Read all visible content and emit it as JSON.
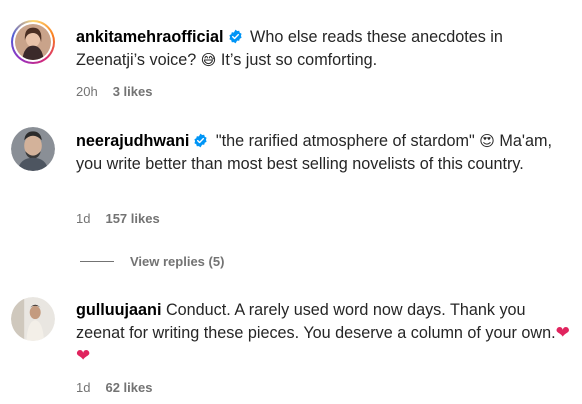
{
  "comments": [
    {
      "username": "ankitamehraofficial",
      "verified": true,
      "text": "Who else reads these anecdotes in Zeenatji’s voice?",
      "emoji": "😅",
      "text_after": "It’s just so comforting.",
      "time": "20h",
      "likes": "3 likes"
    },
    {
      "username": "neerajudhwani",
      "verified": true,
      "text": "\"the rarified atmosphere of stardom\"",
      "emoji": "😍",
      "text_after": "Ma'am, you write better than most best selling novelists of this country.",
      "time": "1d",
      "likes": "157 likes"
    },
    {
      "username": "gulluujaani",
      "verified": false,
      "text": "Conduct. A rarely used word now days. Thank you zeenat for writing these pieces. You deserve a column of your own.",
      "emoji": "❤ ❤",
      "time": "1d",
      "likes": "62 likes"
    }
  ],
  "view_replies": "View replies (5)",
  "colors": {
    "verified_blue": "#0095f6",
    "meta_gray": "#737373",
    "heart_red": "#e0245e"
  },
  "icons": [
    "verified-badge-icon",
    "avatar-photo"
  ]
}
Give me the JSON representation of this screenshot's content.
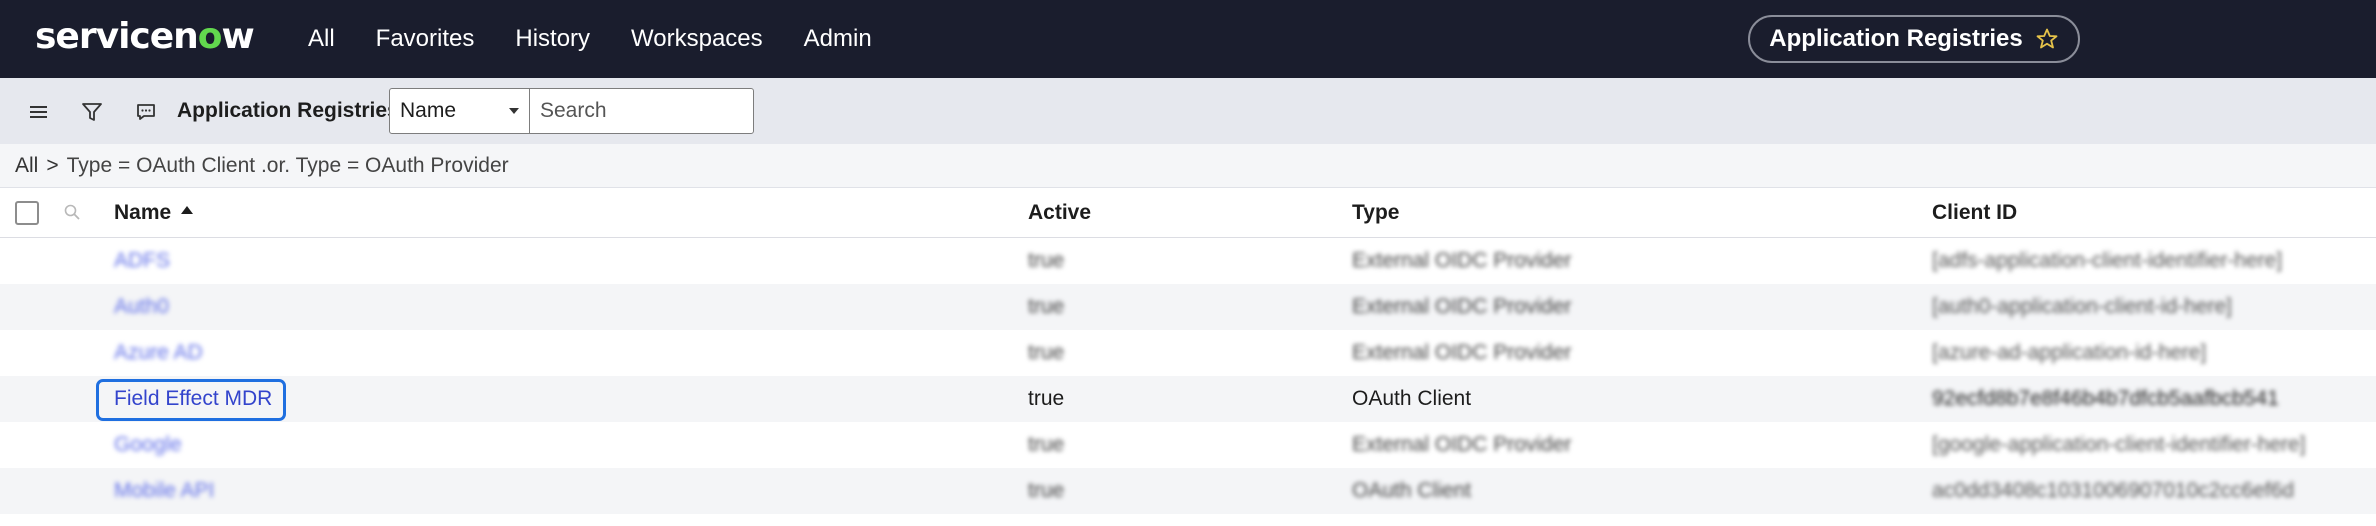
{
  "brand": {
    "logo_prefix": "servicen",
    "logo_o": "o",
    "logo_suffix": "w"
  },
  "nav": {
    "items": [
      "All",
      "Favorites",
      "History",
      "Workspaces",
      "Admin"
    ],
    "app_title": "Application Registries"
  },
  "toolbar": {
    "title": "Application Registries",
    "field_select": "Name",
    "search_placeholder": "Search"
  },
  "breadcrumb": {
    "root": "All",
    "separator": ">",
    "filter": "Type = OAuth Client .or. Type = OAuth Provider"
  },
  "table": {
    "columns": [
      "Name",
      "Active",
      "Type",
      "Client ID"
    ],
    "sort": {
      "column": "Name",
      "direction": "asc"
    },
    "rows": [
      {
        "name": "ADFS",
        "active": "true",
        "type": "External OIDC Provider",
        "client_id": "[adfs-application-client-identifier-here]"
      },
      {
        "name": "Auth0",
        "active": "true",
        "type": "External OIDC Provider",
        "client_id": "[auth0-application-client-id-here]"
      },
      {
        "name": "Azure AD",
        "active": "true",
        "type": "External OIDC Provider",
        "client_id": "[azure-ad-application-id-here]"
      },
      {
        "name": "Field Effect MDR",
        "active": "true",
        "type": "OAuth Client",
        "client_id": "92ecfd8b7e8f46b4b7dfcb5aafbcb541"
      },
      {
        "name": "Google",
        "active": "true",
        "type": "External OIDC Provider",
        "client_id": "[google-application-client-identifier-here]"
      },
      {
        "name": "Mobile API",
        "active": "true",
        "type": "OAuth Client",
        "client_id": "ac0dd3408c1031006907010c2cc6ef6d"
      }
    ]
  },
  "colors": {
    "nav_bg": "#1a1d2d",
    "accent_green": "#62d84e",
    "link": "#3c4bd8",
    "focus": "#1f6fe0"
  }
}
--
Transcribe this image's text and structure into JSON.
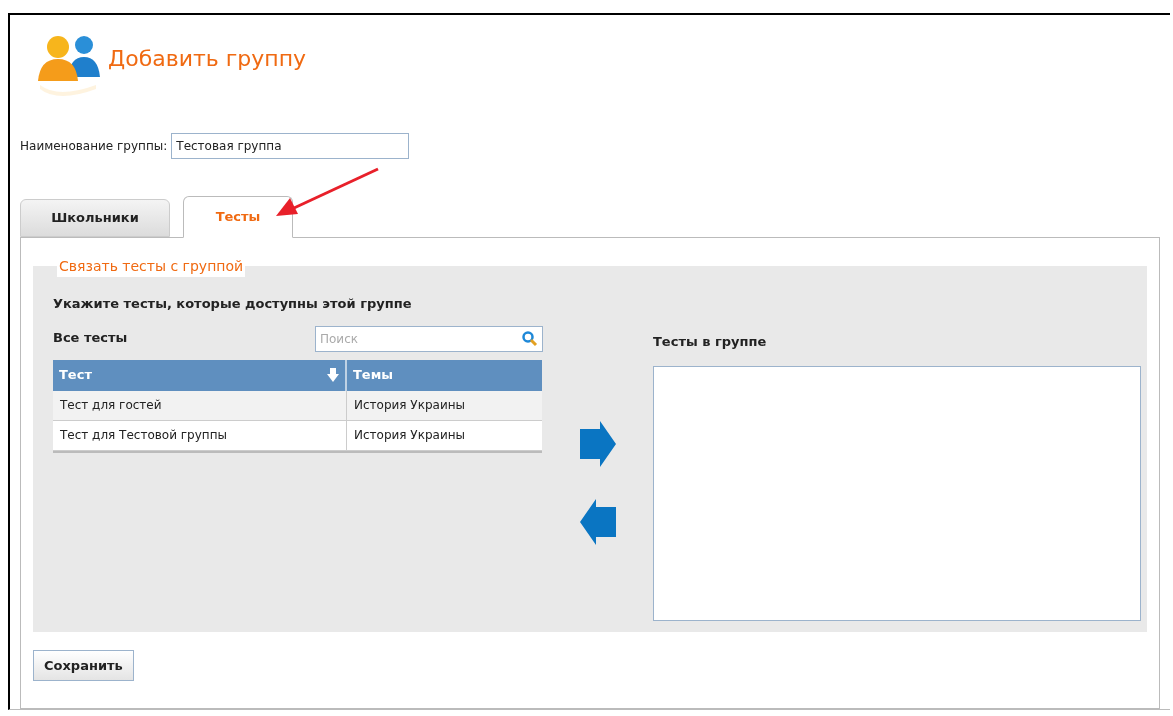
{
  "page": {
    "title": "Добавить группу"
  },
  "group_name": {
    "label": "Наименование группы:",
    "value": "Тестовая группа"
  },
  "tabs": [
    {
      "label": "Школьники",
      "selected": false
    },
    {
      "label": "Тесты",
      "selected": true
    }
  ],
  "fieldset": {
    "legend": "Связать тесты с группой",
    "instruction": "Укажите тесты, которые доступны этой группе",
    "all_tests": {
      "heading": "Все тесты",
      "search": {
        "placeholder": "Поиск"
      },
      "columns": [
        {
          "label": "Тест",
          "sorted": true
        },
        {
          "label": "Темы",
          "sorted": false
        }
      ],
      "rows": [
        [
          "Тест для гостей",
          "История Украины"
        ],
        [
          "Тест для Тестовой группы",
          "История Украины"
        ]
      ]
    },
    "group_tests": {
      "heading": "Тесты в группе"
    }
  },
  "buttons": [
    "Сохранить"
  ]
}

TASK REQUIREMENTS
Of all the lines above, how many contain the word "heading"? Answer with only the number.

ANSWER TO THE EXERCISE
2